WORK TO BE COMPLETED
Restate every entry word for word.

[Chart and figure data]
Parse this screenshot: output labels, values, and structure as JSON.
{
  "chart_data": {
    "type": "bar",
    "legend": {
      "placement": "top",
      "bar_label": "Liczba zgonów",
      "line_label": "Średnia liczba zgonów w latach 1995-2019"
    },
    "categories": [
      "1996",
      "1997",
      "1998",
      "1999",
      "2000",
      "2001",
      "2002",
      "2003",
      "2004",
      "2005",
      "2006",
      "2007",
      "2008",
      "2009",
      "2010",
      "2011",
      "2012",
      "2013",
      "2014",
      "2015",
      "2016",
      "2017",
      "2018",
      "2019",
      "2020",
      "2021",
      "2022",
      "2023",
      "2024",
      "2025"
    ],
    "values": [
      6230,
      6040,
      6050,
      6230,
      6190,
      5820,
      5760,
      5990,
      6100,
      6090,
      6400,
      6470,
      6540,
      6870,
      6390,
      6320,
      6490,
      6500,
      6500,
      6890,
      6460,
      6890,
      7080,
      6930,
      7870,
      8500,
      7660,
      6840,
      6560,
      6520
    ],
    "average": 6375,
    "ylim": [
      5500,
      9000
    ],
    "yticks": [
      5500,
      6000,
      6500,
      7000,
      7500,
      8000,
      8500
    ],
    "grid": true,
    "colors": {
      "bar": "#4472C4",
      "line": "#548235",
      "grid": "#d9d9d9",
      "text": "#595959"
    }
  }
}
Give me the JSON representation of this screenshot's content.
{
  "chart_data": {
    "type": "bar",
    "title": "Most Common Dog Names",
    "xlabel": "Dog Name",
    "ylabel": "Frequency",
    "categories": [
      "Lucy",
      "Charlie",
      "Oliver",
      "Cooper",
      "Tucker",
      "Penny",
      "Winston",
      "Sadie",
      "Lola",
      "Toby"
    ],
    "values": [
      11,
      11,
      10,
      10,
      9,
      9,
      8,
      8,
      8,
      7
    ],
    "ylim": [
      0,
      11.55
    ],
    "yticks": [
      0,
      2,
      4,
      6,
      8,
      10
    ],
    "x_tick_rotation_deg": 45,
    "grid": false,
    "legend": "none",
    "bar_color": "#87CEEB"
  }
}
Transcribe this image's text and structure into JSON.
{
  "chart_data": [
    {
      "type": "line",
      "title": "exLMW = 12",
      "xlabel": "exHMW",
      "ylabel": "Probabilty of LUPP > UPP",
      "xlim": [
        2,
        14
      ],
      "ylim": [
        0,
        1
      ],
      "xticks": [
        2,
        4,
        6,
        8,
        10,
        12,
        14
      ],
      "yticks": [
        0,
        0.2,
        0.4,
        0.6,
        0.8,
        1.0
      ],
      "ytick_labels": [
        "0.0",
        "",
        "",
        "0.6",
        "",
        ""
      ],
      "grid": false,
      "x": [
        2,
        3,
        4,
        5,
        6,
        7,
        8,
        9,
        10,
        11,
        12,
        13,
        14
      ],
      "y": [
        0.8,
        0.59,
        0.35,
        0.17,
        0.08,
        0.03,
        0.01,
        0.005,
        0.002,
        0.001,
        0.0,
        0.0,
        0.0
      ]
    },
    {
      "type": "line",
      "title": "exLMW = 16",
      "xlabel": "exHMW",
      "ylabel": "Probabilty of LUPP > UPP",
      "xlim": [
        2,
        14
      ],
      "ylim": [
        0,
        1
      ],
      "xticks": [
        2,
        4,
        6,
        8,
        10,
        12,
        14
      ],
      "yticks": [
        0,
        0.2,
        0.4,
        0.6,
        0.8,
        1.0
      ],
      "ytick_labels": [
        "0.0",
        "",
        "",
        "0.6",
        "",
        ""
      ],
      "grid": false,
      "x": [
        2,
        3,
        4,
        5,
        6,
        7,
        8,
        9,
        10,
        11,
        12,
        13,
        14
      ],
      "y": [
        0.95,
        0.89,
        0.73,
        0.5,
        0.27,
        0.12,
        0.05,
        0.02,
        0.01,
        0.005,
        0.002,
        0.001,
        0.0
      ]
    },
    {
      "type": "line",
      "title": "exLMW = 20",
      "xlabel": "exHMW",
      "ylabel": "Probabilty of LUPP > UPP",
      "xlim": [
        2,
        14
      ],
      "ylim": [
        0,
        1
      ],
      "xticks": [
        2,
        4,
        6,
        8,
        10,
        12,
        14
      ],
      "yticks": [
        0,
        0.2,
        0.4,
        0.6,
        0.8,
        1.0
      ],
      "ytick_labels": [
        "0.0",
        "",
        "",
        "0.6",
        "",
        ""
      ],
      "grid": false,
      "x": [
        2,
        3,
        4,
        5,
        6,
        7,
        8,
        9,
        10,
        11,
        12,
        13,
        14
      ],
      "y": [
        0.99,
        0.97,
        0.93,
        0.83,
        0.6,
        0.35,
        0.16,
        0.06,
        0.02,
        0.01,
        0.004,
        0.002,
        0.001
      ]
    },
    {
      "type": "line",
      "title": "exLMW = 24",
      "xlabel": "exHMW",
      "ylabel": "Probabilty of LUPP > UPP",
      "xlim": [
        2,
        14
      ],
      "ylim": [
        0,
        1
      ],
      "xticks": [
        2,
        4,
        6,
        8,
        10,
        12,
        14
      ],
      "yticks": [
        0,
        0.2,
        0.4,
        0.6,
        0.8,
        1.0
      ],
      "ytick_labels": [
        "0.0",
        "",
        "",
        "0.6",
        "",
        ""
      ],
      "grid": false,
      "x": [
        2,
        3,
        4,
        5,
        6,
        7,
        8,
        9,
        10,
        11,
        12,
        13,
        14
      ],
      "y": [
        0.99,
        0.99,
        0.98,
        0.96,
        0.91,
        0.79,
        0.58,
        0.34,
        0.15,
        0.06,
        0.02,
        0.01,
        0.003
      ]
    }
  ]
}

FULL OUTPUT
Parse this screenshot: output labels, values, and structure as JSON.
{
  "chart_data": {
    "type": "bar",
    "legend": {
      "placement": "top",
      "bar_label": "Liczba zgonów",
      "line_label": "Średnia liczba zgonów w latach 1995-2019"
    },
    "categories": [
      "1996",
      "1997",
      "1998",
      "1999",
      "2000",
      "2001",
      "2002",
      "2003",
      "2004",
      "2005",
      "2006",
      "2007",
      "2008",
      "2009",
      "2010",
      "2011",
      "2012",
      "2013",
      "2014",
      "2015",
      "2016",
      "2017",
      "2018",
      "2019",
      "2020",
      "2021",
      "2022",
      "2023",
      "2024",
      "2025"
    ],
    "values": [
      6230,
      6040,
      6050,
      6230,
      6190,
      5820,
      5760,
      5990,
      6100,
      6090,
      6400,
      6470,
      6540,
      6870,
      6390,
      6320,
      6490,
      6500,
      6500,
      6890,
      6460,
      6890,
      7080,
      6930,
      7870,
      8500,
      7660,
      6840,
      6560,
      6520
    ],
    "average": 6375,
    "ylim": [
      5500,
      9000
    ],
    "yticks": [
      5500,
      6000,
      6500,
      7000,
      7500,
      8000,
      8500
    ],
    "grid": true,
    "colors": {
      "bar": "#4472C4",
      "line": "#548235",
      "grid": "#d9d9d9",
      "text": "#595959"
    }
  }
}
Give me the JSON representation of this screenshot's content.
{
  "chart_data": {
    "type": "bar",
    "title": "Most Common Dog Names",
    "xlabel": "Dog Name",
    "ylabel": "Frequency",
    "categories": [
      "Lucy",
      "Charlie",
      "Oliver",
      "Cooper",
      "Tucker",
      "Penny",
      "Winston",
      "Sadie",
      "Lola",
      "Toby"
    ],
    "values": [
      11,
      11,
      10,
      10,
      9,
      9,
      8,
      8,
      8,
      7
    ],
    "ylim": [
      0,
      11.55
    ],
    "yticks": [
      0,
      2,
      4,
      6,
      8,
      10
    ],
    "x_tick_rotation_deg": 45,
    "grid": false,
    "legend": "none",
    "bar_color": "#87CEEB"
  }
}
Transcribe this image's text and structure into JSON.
{
  "chart_data": [
    {
      "type": "line",
      "title": "exLMW = 12",
      "xlabel": "exHMW",
      "ylabel": "Probabilty of LUPP > UPP",
      "xlim": [
        2,
        14
      ],
      "ylim": [
        0,
        1
      ],
      "xticks": [
        2,
        4,
        6,
        8,
        10,
        12,
        14
      ],
      "yticks": [
        0,
        0.2,
        0.4,
        0.6,
        0.8,
        1.0
      ],
      "ytick_labels": [
        "0.0",
        "",
        "",
        "0.6",
        "",
        ""
      ],
      "grid": false,
      "x": [
        2,
        3,
        4,
        5,
        6,
        7,
        8,
        9,
        10,
        11,
        12,
        13,
        14
      ],
      "y": [
        0.8,
        0.59,
        0.35,
        0.17,
        0.08,
        0.03,
        0.01,
        0.005,
        0.002,
        0.001,
        0.0,
        0.0,
        0.0
      ]
    },
    {
      "type": "line",
      "title": "exLMW = 16",
      "xlabel": "exHMW",
      "ylabel": "Probabilty of LUPP > UPP",
      "xlim": [
        2,
        14
      ],
      "ylim": [
        0,
        1
      ],
      "xticks": [
        2,
        4,
        6,
        8,
        10,
        12,
        14
      ],
      "yticks": [
        0,
        0.2,
        0.4,
        0.6,
        0.8,
        1.0
      ],
      "ytick_labels": [
        "0.0",
        "",
        "",
        "0.6",
        "",
        ""
      ],
      "grid": false,
      "x": [
        2,
        3,
        4,
        5,
        6,
        7,
        8,
        9,
        10,
        11,
        12,
        13,
        14
      ],
      "y": [
        0.95,
        0.89,
        0.73,
        0.5,
        0.27,
        0.12,
        0.05,
        0.02,
        0.01,
        0.005,
        0.002,
        0.001,
        0.0
      ]
    },
    {
      "type": "line",
      "title": "exLMW = 20",
      "xlabel": "exHMW",
      "ylabel": "Probabilty of LUPP > UPP",
      "xlim": [
        2,
        14
      ],
      "ylim": [
        0,
        1
      ],
      "xticks": [
        2,
        4,
        6,
        8,
        10,
        12,
        14
      ],
      "yticks": [
        0,
        0.2,
        0.4,
        0.6,
        0.8,
        1.0
      ],
      "ytick_labels": [
        "0.0",
        "",
        "",
        "0.6",
        "",
        ""
      ],
      "grid": false,
      "x": [
        2,
        3,
        4,
        5,
        6,
        7,
        8,
        9,
        10,
        11,
        12,
        13,
        14
      ],
      "y": [
        0.99,
        0.97,
        0.93,
        0.83,
        0.6,
        0.35,
        0.16,
        0.06,
        0.02,
        0.01,
        0.004,
        0.002,
        0.001
      ]
    },
    {
      "type": "line",
      "title": "exLMW = 24",
      "xlabel": "exHMW",
      "ylabel": "Probabilty of LUPP > UPP",
      "xlim": [
        2,
        14
      ],
      "ylim": [
        0,
        1
      ],
      "xticks": [
        2,
        4,
        6,
        8,
        10,
        12,
        14
      ],
      "yticks": [
        0,
        0.2,
        0.4,
        0.6,
        0.8,
        1.0
      ],
      "ytick_labels": [
        "0.0",
        "",
        "",
        "0.6",
        "",
        ""
      ],
      "grid": false,
      "x": [
        2,
        3,
        4,
        5,
        6,
        7,
        8,
        9,
        10,
        11,
        12,
        13,
        14
      ],
      "y": [
        0.99,
        0.99,
        0.98,
        0.96,
        0.91,
        0.79,
        0.58,
        0.34,
        0.15,
        0.06,
        0.02,
        0.01,
        0.003
      ]
    }
  ]
}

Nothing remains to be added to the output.